Data excerpts:
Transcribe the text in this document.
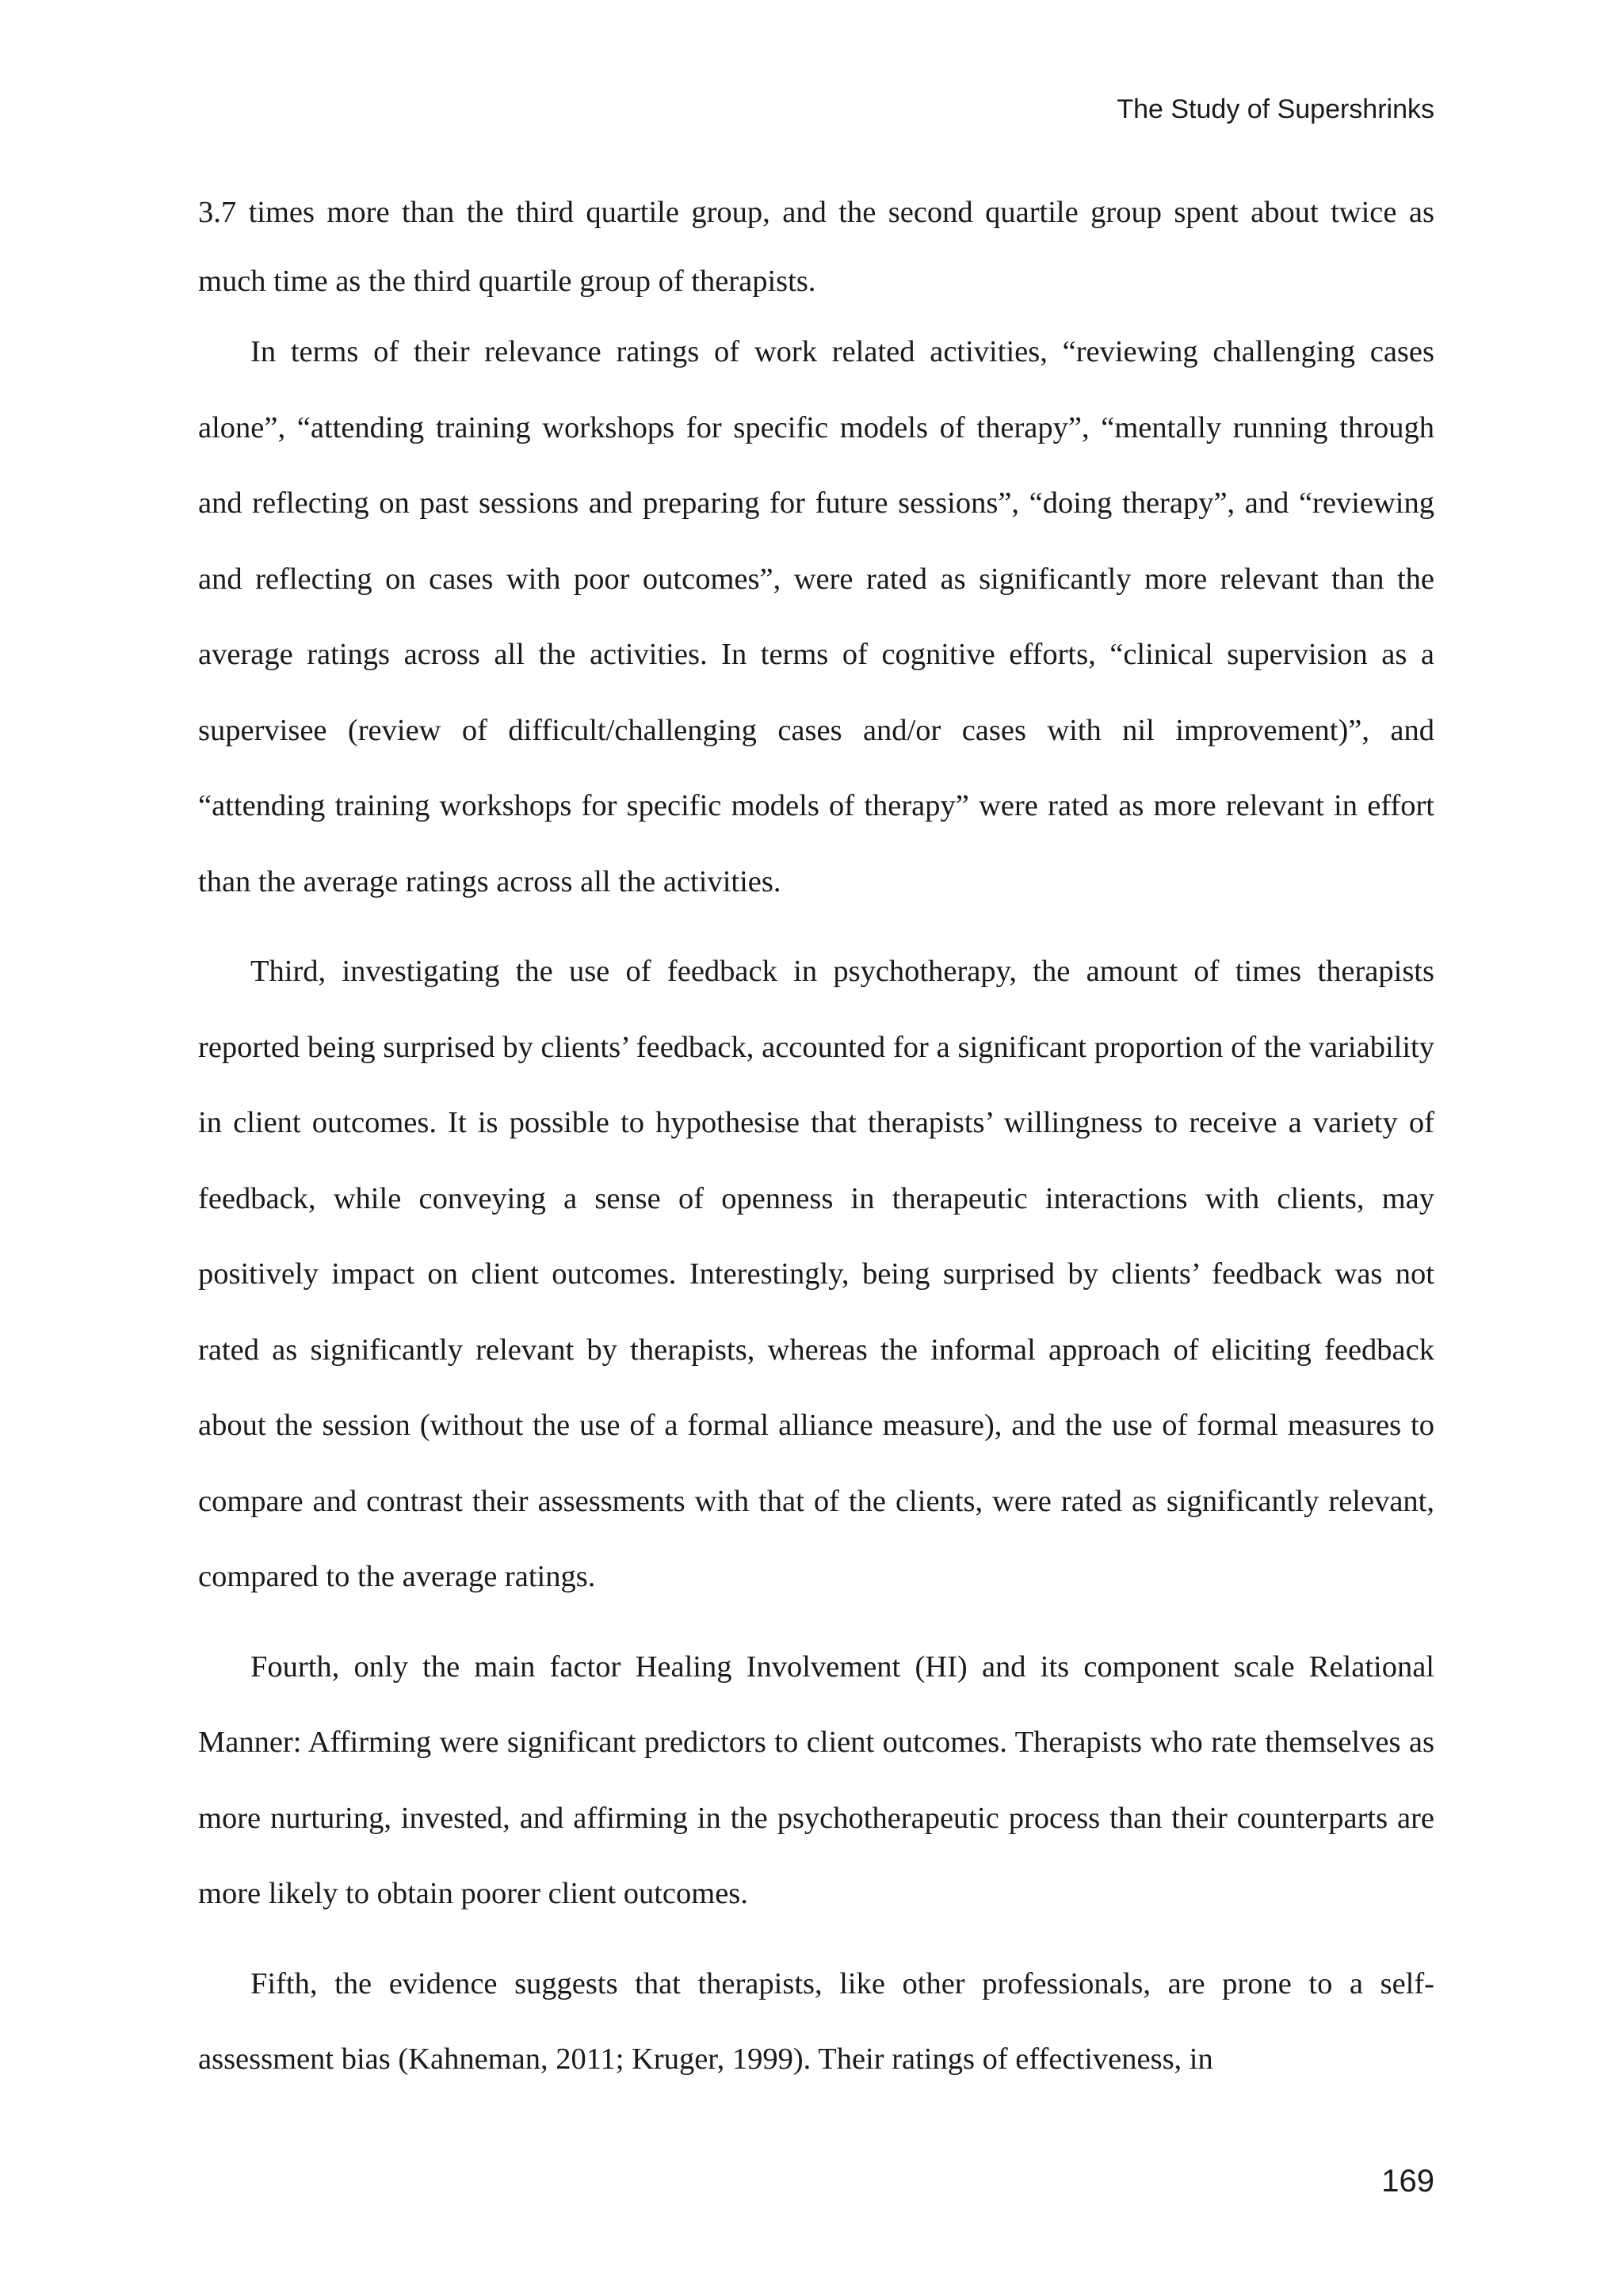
The Study of Supershrinks

3.7 times more than the third quartile group, and the second quartile group spent about twice as much time as the third quartile group of therapists.

In terms of their relevance ratings of work related activities, “reviewing challenging cases alone”, “attending training workshops for specific models of therapy”, “mentally running through and reflecting on past sessions and preparing for future sessions”, “doing therapy”, and “reviewing and reflecting on cases with poor outcomes”, were rated as significantly more relevant than the average ratings across all the activities. In terms of cognitive efforts, “clinical supervision as a supervisee (review of difficult/challenging cases and/or cases with nil improvement)”, and “attending training workshops for specific models of therapy” were rated as more relevant in effort than the average ratings across all the activities.

Third, investigating the use of feedback in psychotherapy, the amount of times therapists reported being surprised by clients’ feedback, accounted for a significant proportion of the variability in client outcomes. It is possible to hypothesise that therapists’ willingness to receive a variety of feedback, while conveying a sense of openness in therapeutic interactions with clients, may positively impact on client outcomes. Interestingly, being surprised by clients’ feedback was not rated as significantly relevant by therapists, whereas the informal approach of eliciting feedback about the session (without the use of a formal alliance measure), and the use of formal measures to compare and contrast their assessments with that of the clients, were rated as significantly relevant, compared to the average ratings.

Fourth, only the main factor Healing Involvement (HI) and its component scale Relational Manner: Affirming were significant predictors to client outcomes. Therapists who rate themselves as more nurturing, invested, and affirming in the psychotherapeutic process than their counterparts are more likely to obtain poorer client outcomes.

Fifth, the evidence suggests that therapists, like other professionals, are prone to a self-assessment bias (Kahneman, 2011; Kruger, 1999). Their ratings of effectiveness, in

169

SHORT PROBLEM:
In your copy, leave out the pictures and reproduce the material above exactly.

FULL SOLUTION:
Transcribe the text in this document.
The Study of Supershrinks

3.7 times more than the third quartile group, and the second quartile group spent about twice as much time as the third quartile group of therapists.

In terms of their relevance ratings of work related activities, “reviewing challenging cases alone”, “attending training workshops for specific models of therapy”, “mentally running through and reflecting on past sessions and preparing for future sessions”, “doing therapy”, and “reviewing and reflecting on cases with poor outcomes”, were rated as significantly more relevant than the average ratings across all the activities. In terms of cognitive efforts, “clinical supervision as a supervisee (review of difficult/challenging cases and/or cases with nil improvement)”, and “attending training workshops for specific models of therapy” were rated as more relevant in effort than the average ratings across all the activities.

Third, investigating the use of feedback in psychotherapy, the amount of times therapists reported being surprised by clients’ feedback, accounted for a significant proportion of the variability in client outcomes. It is possible to hypothesise that therapists’ willingness to receive a variety of feedback, while conveying a sense of openness in therapeutic interactions with clients, may positively impact on client outcomes. Interestingly, being surprised by clients’ feedback was not rated as significantly relevant by therapists, whereas the informal approach of eliciting feedback about the session (without the use of a formal alliance measure), and the use of formal measures to compare and contrast their assessments with that of the clients, were rated as significantly relevant, compared to the average ratings.

Fourth, only the main factor Healing Involvement (HI) and its component scale Relational Manner: Affirming were significant predictors to client outcomes. Therapists who rate themselves as more nurturing, invested, and affirming in the psychotherapeutic process than their counterparts are more likely to obtain poorer client outcomes.

Fifth, the evidence suggests that therapists, like other professionals, are prone to a self-assessment bias (Kahneman, 2011; Kruger, 1999). Their ratings of effectiveness, in

169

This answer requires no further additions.